本文 |

—————

同日発表の16年12月期第2四半期(1~6月)の売上高は前年同期比20%減の240億円、営業利益は19億円の赤字(前年同期は4億9,300万円の黒字)、純利益は24億円の赤字(同3億5,900万円の黒字)だった。
一方、同社は、業績予想の下方修正と同日発表した中期計画の中間レビューで、大都市圏への大型店小数展開から広域への小型店を含めた多店舗展開にシフトしていくという新店舗政策を発表した。その内容は、売り場面積2万m2を超える超大型店2店舗(有明本社ショールーム、大阪南港ショールーム)を旗艦店舗として継続する一方、2万m2未満の店舗については絞り込みをしつつ、3,000~7,000m2規模の新標準店舗を多店舗展開していく。
また、2,000m2未満の小型店や地方百貨店への出店なども行っていく。中小型店舗を中心とした展開で、1店舗あたりの必要人員が減り、効率的な人員配置が期待できる。

—————

データ収集から得た記録 |
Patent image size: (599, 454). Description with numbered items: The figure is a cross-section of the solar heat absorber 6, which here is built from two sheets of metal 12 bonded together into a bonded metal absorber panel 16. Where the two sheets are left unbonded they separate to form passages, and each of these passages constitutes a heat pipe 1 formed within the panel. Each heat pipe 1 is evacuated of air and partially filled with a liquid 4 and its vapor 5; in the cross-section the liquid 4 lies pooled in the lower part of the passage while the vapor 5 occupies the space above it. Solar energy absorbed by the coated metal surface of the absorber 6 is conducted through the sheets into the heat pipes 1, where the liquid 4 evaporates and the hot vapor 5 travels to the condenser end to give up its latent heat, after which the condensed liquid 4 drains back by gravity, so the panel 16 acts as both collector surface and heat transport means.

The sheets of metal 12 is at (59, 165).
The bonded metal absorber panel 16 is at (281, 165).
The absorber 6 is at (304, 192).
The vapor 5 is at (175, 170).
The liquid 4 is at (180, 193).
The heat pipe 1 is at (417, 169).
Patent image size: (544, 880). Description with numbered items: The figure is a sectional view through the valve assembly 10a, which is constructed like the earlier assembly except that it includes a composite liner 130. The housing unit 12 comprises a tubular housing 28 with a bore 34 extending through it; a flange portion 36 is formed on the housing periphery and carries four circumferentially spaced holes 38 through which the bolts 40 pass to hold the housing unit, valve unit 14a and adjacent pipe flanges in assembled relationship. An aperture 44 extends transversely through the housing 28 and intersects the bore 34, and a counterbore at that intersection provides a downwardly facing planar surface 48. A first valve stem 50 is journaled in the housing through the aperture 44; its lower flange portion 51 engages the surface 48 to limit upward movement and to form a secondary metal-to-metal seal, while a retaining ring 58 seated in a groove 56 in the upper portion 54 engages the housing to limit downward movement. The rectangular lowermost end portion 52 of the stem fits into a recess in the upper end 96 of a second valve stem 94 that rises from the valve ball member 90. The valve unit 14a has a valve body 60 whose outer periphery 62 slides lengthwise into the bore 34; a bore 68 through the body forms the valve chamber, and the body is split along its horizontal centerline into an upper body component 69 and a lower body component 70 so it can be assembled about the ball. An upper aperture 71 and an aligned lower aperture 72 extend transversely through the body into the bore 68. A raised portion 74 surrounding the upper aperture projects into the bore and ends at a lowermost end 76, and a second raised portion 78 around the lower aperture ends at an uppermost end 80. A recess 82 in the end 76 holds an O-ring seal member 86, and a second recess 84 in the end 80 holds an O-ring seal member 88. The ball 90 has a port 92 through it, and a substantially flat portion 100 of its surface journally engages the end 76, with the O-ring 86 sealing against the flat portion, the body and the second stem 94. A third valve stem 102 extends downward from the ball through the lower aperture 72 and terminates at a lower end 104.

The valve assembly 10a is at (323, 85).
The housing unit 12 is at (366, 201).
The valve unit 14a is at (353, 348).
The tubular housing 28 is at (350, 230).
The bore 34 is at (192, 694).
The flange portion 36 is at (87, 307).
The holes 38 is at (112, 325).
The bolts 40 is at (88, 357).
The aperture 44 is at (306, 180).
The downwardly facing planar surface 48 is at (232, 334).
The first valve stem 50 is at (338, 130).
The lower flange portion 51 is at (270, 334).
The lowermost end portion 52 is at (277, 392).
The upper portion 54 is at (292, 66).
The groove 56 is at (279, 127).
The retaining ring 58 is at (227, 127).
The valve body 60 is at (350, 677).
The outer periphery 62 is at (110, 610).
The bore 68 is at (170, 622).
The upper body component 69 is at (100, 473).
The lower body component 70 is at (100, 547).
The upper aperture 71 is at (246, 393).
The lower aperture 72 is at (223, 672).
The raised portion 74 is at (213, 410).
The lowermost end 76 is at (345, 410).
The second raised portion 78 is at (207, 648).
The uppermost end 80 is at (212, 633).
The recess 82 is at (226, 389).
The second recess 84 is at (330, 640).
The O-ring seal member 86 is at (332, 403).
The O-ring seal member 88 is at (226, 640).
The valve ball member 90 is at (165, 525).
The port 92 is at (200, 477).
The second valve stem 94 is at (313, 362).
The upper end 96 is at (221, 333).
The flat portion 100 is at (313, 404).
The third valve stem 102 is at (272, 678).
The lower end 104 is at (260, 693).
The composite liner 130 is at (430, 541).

—————

作業の指示 |
[a] 本文のうち、「一方、同社は、業績予想の下方」という語句を含むところから書き始め、「率的な人員配置が期待できる。」まで書いたところで終えて、その部分を一字も変えずに書き写してください。
[b] 本文について、次の問いに答えてください。
(i) 16年12月期第2四半期の売上高は前年同期比で何%減少しましたか。
(ii) 旗艦店舗として継続する超大型店2店舗はどこですか。
(iii) 多店舗展開していく新標準店舗は、どの規模の店舗ですか。

各設問の解答 |
[a]
一方、同社は、業績予想の下方修正と同日発表した中期計画の中間レビューで、大都市圏への大型店小数展開から広域への小型店を含めた多店舗展開にシフトしていくという新店舗政策を発表した。その内容は、売り場面積2万m2を超える超大型店2店舗(有明本社ショールーム、大阪南港ショールーム)を旗艦店舗として継続する一方、2万m2未満の店舗については絞り込みをしつつ、3,000~7,000m2規模の新標準店舗を多店舗展開していく。
また、2,000m2未満の小型店や地方百貨店への出店なども行っていく。中小型店舗を中心とした展開で、1店舗あたりの必要人員が減り、効率的な人員配置が期待できる。

[b]
(i) 20%減少しました。
(ii) 有明本社ショールームと大阪南港ショールームです。
(iii) 3,000~7,000m2規模の店舗です。